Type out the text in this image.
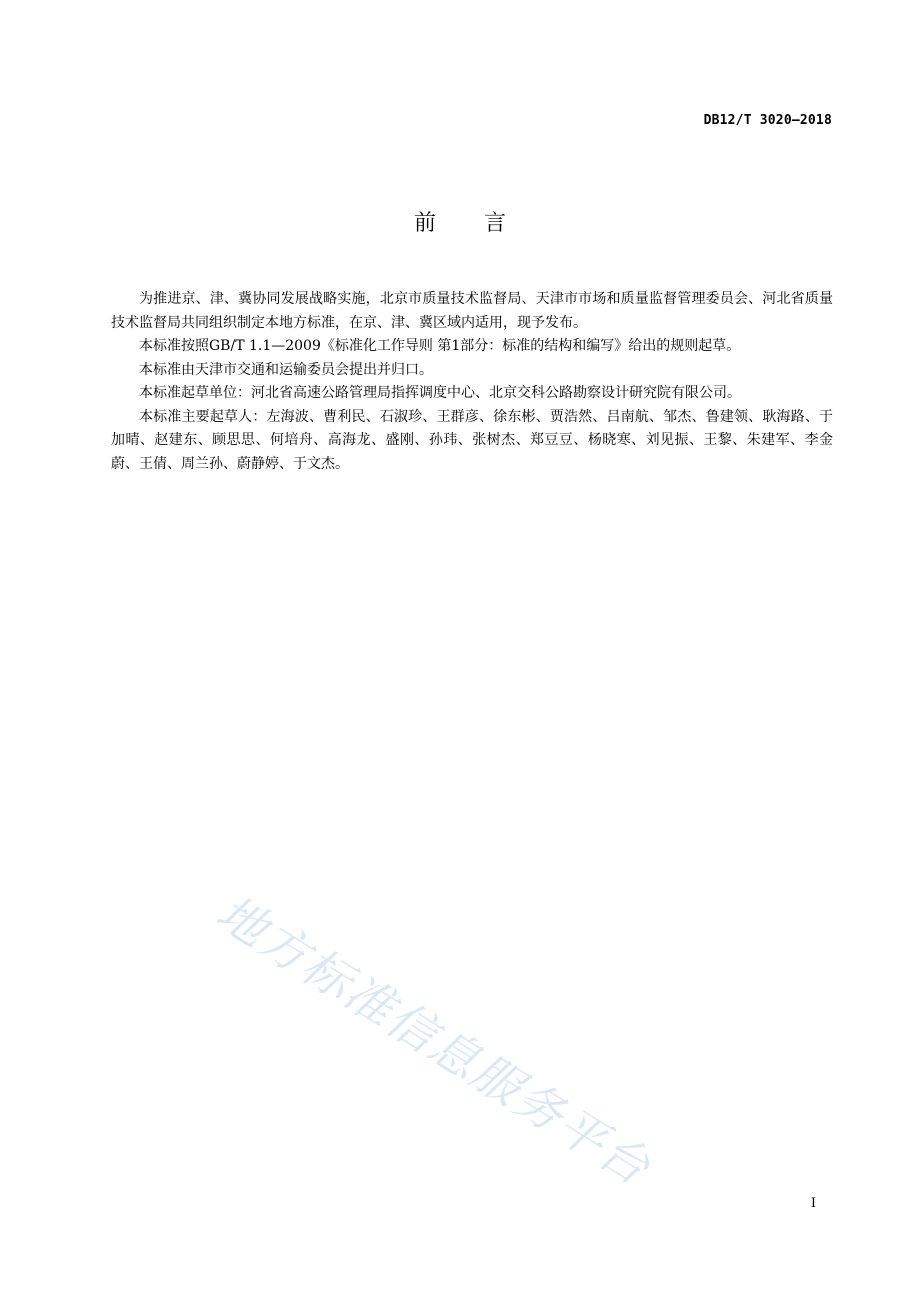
DB12/T 3020—2018
前言

为推进京、津、冀协同发展战略实施，北京市质量技术监督局、天津市市场和质量监督管理委员会、河北省质量技术监督局共同组织制定本地方标准，在京、津、冀区域内适用，现予发布。

本标准按照GB/T 1.1—2009《标准化工作导则 第1部分：标准的结构和编写》给出的规则起草。

本标准由天津市交通和运输委员会提出并归口。

本标准起草单位：河北省高速公路管理局指挥调度中心、北京交科公路勘察设计研究院有限公司。

本标准主要起草人：左海波、曹利民、石淑珍、王群彦、徐东彬、贾浩然、吕南航、邹杰、鲁建领、耿海路、于加晴、赵建东、顾思思、何培舟、高海龙、盛刚、孙玮、张树杰、郑豆豆、杨晓寒、刘见振、王黎、朱建军、李金蔚、王倩、周兰孙、蔚静婷、于文杰。

地方标准信息服务平台
I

• • •

PROBLEM:
Output the records above exactly; leave out the pictures.

OUTPUT OF THE TASK:
Type out the text in this image.
DB12/T 3020—2018
前言

为推进京、津、冀协同发展战略实施，北京市质量技术监督局、天津市市场和质量监督管理委员会、河北省质量技术监督局共同组织制定本地方标准，在京、津、冀区域内适用，现予发布。

本标准按照GB/T 1.1—2009《标准化工作导则 第1部分：标准的结构和编写》给出的规则起草。

本标准由天津市交通和运输委员会提出并归口。

本标准起草单位：河北省高速公路管理局指挥调度中心、北京交科公路勘察设计研究院有限公司。

本标准主要起草人：左海波、曹利民、石淑珍、王群彦、徐东彬、贾浩然、吕南航、邹杰、鲁建领、耿海路、于加晴、赵建东、顾思思、何培舟、高海龙、盛刚、孙玮、张树杰、郑豆豆、杨晓寒、刘见振、王黎、朱建军、李金蔚、王倩、周兰孙、蔚静婷、于文杰。

地方标准信息服务平台
I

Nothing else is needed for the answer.